_Task to complete_
Work through the data below line by line and say how many lines hold "ffffff"; give only the number.

Extracted records
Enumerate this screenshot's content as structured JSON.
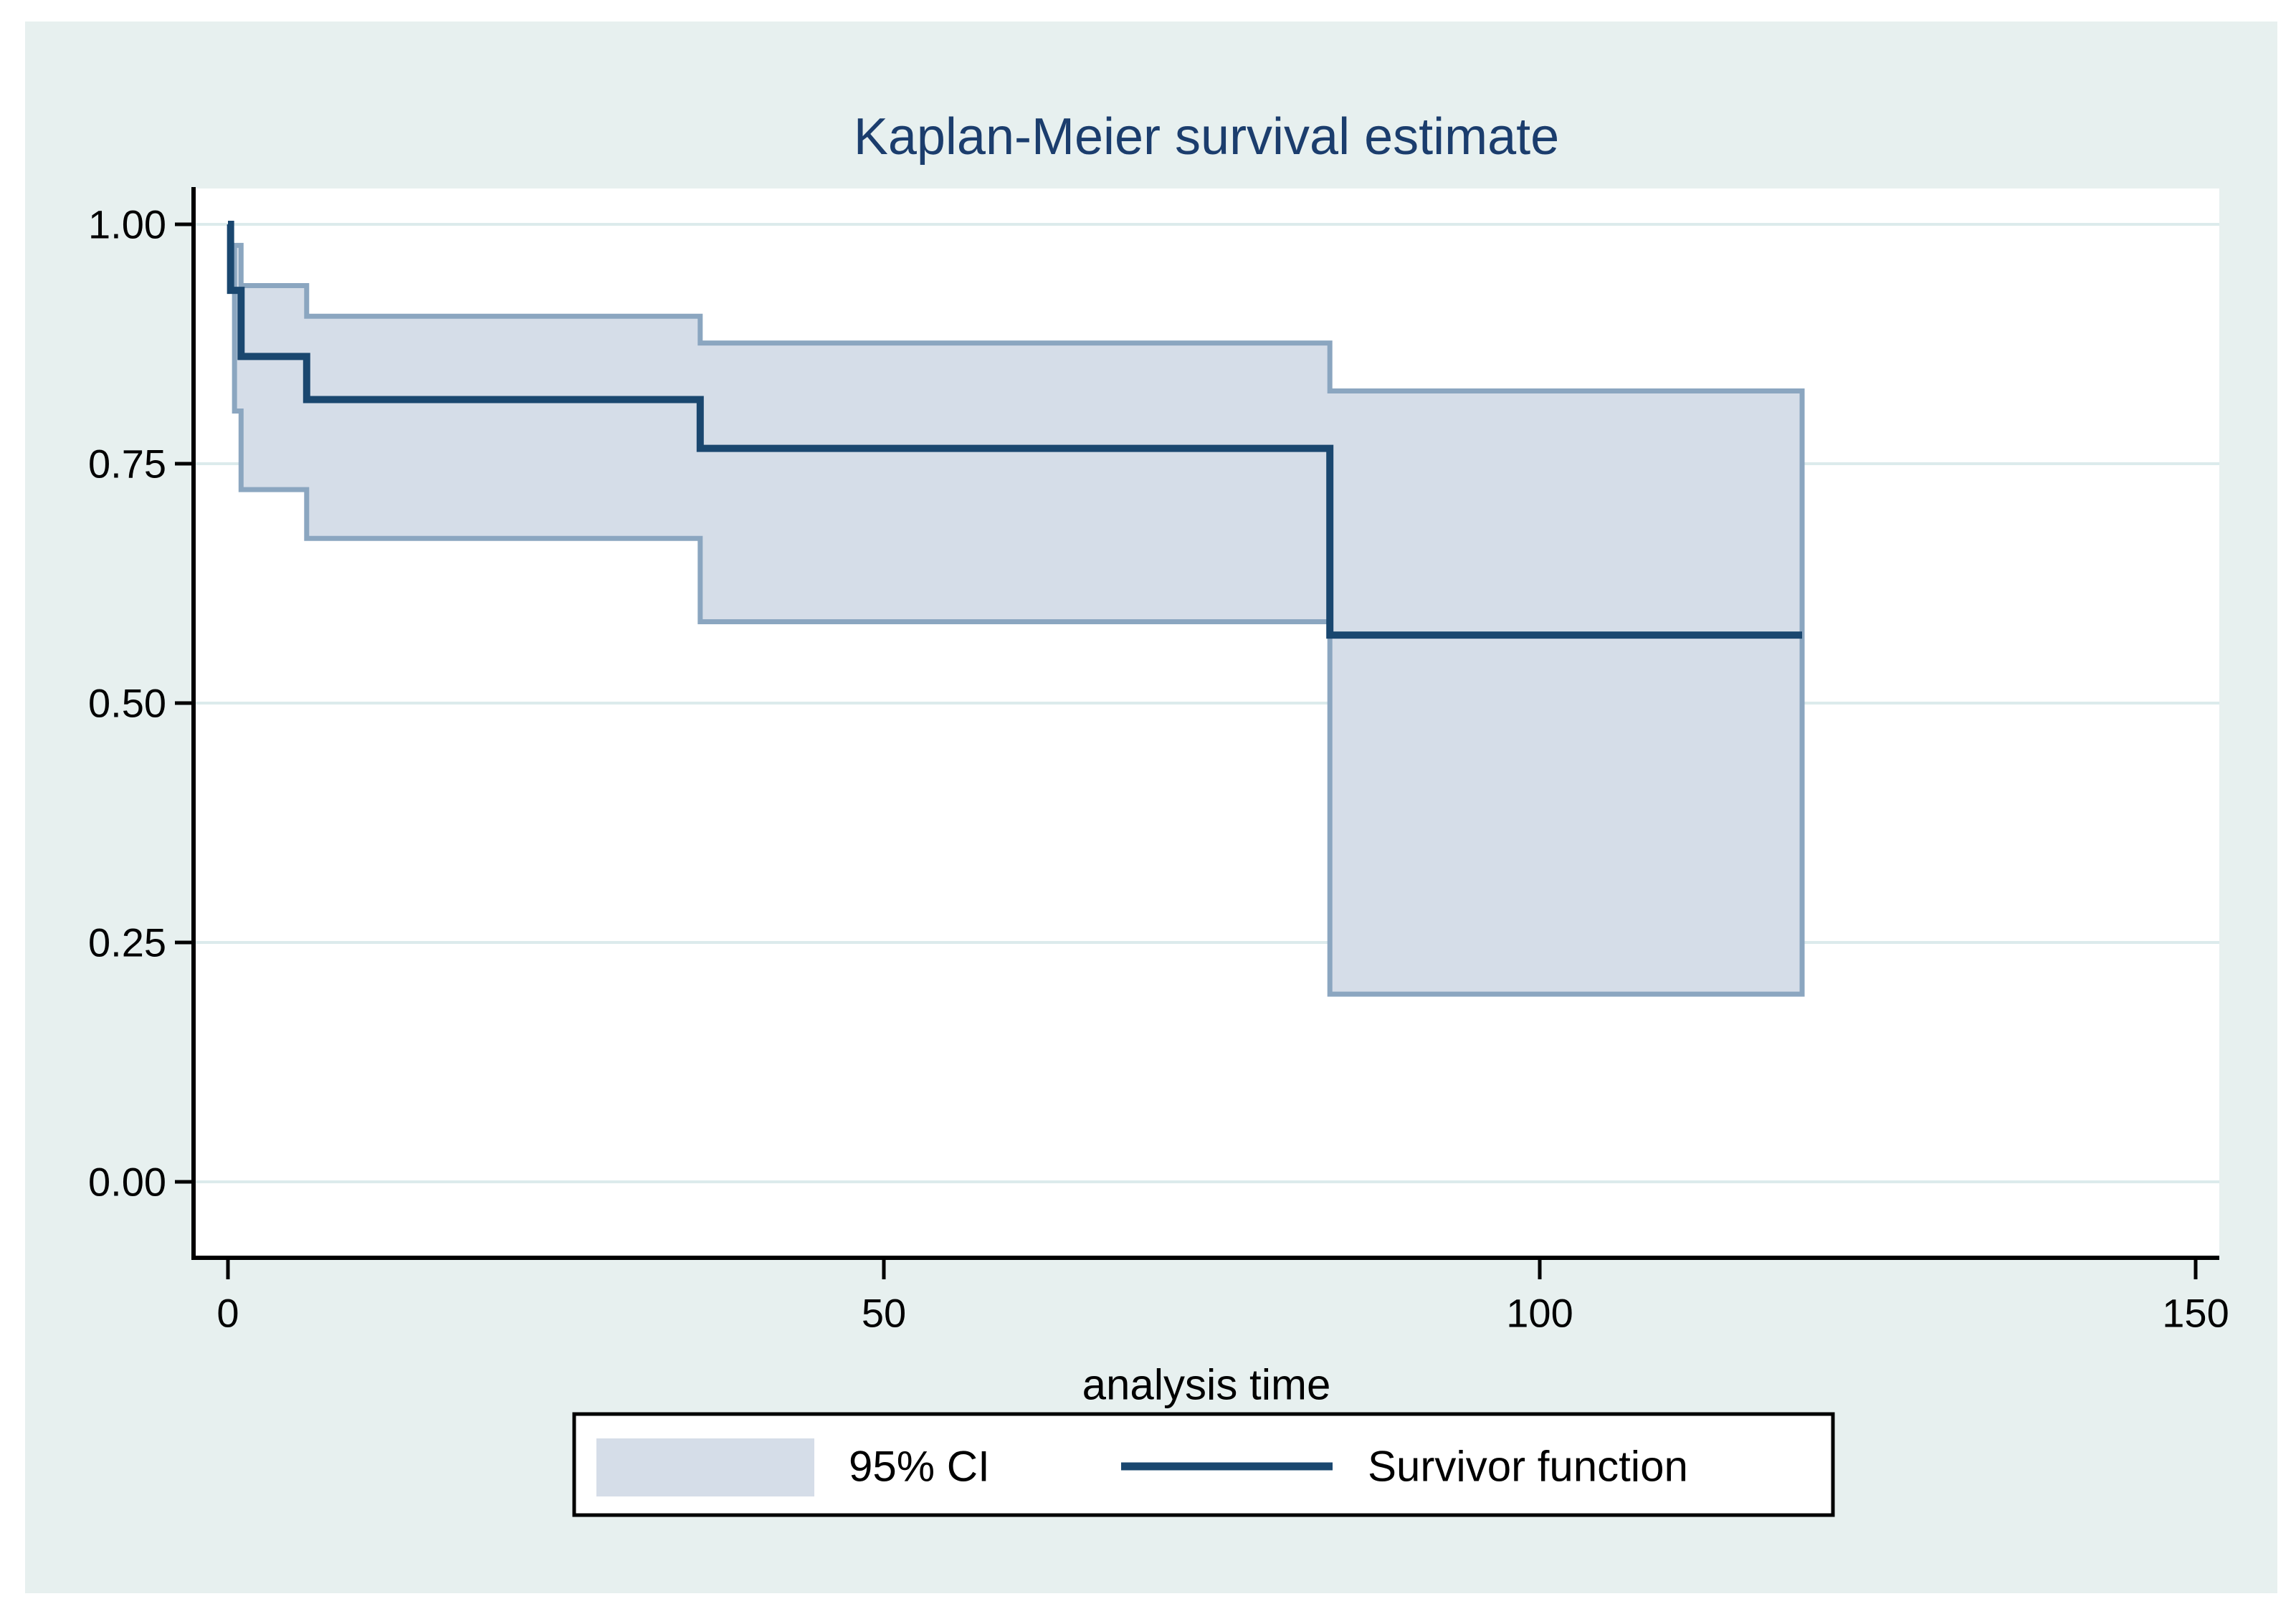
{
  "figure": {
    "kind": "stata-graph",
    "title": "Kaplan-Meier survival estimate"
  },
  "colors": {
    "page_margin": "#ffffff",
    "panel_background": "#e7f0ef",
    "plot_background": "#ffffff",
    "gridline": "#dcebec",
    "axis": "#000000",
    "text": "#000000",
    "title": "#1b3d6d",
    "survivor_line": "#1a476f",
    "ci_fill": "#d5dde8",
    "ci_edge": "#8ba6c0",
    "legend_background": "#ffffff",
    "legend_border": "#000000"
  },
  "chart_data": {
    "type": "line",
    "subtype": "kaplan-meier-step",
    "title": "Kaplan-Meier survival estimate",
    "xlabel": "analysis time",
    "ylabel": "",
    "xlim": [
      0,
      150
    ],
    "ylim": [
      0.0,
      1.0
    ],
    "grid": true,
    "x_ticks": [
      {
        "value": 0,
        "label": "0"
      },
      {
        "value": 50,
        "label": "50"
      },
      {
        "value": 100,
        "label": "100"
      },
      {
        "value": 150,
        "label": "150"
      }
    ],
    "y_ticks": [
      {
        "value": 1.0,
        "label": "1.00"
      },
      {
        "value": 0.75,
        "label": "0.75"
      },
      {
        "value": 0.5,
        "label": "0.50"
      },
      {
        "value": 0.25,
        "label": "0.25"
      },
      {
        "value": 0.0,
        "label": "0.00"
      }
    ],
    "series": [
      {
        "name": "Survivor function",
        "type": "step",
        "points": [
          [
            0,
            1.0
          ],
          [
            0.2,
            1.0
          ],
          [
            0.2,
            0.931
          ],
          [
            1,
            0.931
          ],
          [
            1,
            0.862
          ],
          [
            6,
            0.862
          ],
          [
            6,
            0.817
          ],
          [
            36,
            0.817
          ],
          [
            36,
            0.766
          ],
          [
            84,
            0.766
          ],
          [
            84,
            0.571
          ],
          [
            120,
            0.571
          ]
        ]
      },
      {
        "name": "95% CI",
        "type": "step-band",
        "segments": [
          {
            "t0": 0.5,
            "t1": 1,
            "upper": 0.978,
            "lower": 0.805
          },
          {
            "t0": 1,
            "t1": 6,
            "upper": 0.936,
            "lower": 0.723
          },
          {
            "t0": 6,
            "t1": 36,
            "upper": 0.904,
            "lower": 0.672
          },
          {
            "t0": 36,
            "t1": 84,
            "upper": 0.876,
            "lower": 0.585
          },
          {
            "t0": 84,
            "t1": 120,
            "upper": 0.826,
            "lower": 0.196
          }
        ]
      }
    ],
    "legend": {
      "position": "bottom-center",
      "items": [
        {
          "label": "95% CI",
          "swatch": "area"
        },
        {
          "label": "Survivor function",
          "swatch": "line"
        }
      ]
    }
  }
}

_Answer to this exercise_
3